MATERIAL FOR THIS TASK ->
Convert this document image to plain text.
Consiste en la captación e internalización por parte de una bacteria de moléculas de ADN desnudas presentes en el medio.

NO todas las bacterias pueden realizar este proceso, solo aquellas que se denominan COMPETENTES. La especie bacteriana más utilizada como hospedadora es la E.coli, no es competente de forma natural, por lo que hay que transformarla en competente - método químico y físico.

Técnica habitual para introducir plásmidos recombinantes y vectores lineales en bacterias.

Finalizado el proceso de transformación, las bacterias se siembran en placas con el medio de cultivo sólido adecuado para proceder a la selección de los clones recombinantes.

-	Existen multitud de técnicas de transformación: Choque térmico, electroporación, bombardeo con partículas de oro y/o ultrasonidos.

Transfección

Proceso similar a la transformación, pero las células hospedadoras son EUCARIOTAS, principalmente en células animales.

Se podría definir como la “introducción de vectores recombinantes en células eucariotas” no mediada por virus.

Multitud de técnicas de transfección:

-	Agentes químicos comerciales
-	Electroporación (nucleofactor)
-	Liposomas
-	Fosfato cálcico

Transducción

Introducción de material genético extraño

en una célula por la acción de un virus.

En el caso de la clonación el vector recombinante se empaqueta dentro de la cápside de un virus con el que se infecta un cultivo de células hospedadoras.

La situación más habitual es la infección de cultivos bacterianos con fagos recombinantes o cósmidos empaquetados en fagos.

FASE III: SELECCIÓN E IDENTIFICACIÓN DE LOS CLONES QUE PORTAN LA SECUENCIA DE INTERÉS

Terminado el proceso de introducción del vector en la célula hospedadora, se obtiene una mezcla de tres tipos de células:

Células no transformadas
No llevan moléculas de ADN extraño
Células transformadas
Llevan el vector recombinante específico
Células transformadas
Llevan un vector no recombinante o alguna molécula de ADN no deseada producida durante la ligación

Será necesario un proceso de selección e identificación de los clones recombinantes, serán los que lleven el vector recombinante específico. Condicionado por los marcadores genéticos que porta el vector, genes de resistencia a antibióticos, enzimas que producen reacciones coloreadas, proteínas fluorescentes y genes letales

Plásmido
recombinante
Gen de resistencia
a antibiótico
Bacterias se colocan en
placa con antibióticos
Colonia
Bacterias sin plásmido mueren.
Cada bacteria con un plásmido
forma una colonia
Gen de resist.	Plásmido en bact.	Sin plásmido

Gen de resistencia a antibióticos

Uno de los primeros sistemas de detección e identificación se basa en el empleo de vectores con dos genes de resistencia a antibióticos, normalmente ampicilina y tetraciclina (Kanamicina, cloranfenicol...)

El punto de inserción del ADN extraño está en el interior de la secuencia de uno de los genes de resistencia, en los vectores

DESCRIPTION OF THE TASK ->
If a line in the listing has "virus" in it, report that line.

OUTPUT ->
Se podría definir como la “introducción de vectores recombinantes en células eucariotas” no mediada por virus.
en una célula por la acción de un virus.
En el caso de la clonación el vector recombinante se empaqueta dentro de la cápside de un virus con el que se infecta un cultivo de células hospedadoras.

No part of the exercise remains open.